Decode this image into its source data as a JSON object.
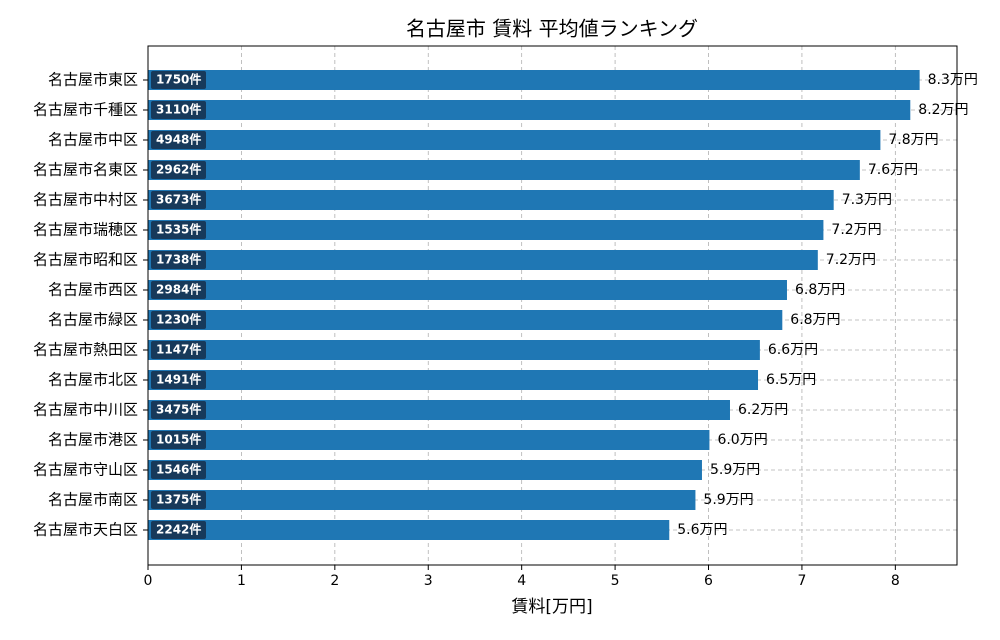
{
  "chart_data": {
    "type": "bar",
    "orientation": "horizontal",
    "title": "名古屋市 賃料 平均値ランキング",
    "x_label": "賃料[万円]",
    "categories": [
      "名古屋市東区",
      "名古屋市千種区",
      "名古屋市中区",
      "名古屋市名東区",
      "名古屋市中村区",
      "名古屋市瑞穂区",
      "名古屋市昭和区",
      "名古屋市西区",
      "名古屋市緑区",
      "名古屋市熱田区",
      "名古屋市北区",
      "名古屋市中川区",
      "名古屋市港区",
      "名古屋市守山区",
      "名古屋市南区",
      "名古屋市天白区"
    ],
    "values": [
      8.26,
      8.16,
      7.84,
      7.62,
      7.34,
      7.23,
      7.17,
      6.84,
      6.79,
      6.55,
      6.53,
      6.23,
      6.01,
      5.93,
      5.86,
      5.58
    ],
    "value_labels": [
      "8.3万円",
      "8.2万円",
      "7.8万円",
      "7.6万円",
      "7.3万円",
      "7.2万円",
      "7.2万円",
      "6.8万円",
      "6.8万円",
      "6.6万円",
      "6.5万円",
      "6.2万円",
      "6.0万円",
      "5.9万円",
      "5.9万円",
      "5.6万円"
    ],
    "count_labels": [
      "1750件",
      "3110件",
      "4948件",
      "2962件",
      "3673件",
      "1535件",
      "1738件",
      "2984件",
      "1230件",
      "1147件",
      "1491件",
      "3475件",
      "1015件",
      "1546件",
      "1375件",
      "2242件"
    ],
    "color": "#1f77b4",
    "xlim": [
      0,
      8.66
    ],
    "xticks": [
      0,
      1,
      2,
      3,
      4,
      5,
      6,
      7,
      8
    ],
    "grid": true
  }
}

What you will do -> Every entry must be transcribed exactly. Pictures do not belong in the copy.

Reply ->
Decode this image into its source data as a JSON object.
{
  "chart_data": {
    "type": "bar",
    "orientation": "horizontal",
    "title": "名古屋市 賃料 平均値ランキング",
    "x_label": "賃料[万円]",
    "categories": [
      "名古屋市東区",
      "名古屋市千種区",
      "名古屋市中区",
      "名古屋市名東区",
      "名古屋市中村区",
      "名古屋市瑞穂区",
      "名古屋市昭和区",
      "名古屋市西区",
      "名古屋市緑区",
      "名古屋市熱田区",
      "名古屋市北区",
      "名古屋市中川区",
      "名古屋市港区",
      "名古屋市守山区",
      "名古屋市南区",
      "名古屋市天白区"
    ],
    "values": [
      8.26,
      8.16,
      7.84,
      7.62,
      7.34,
      7.23,
      7.17,
      6.84,
      6.79,
      6.55,
      6.53,
      6.23,
      6.01,
      5.93,
      5.86,
      5.58
    ],
    "value_labels": [
      "8.3万円",
      "8.2万円",
      "7.8万円",
      "7.6万円",
      "7.3万円",
      "7.2万円",
      "7.2万円",
      "6.8万円",
      "6.8万円",
      "6.6万円",
      "6.5万円",
      "6.2万円",
      "6.0万円",
      "5.9万円",
      "5.9万円",
      "5.6万円"
    ],
    "count_labels": [
      "1750件",
      "3110件",
      "4948件",
      "2962件",
      "3673件",
      "1535件",
      "1738件",
      "2984件",
      "1230件",
      "1147件",
      "1491件",
      "3475件",
      "1015件",
      "1546件",
      "1375件",
      "2242件"
    ],
    "color": "#1f77b4",
    "xlim": [
      0,
      8.66
    ],
    "xticks": [
      0,
      1,
      2,
      3,
      4,
      5,
      6,
      7,
      8
    ],
    "grid": true
  }
}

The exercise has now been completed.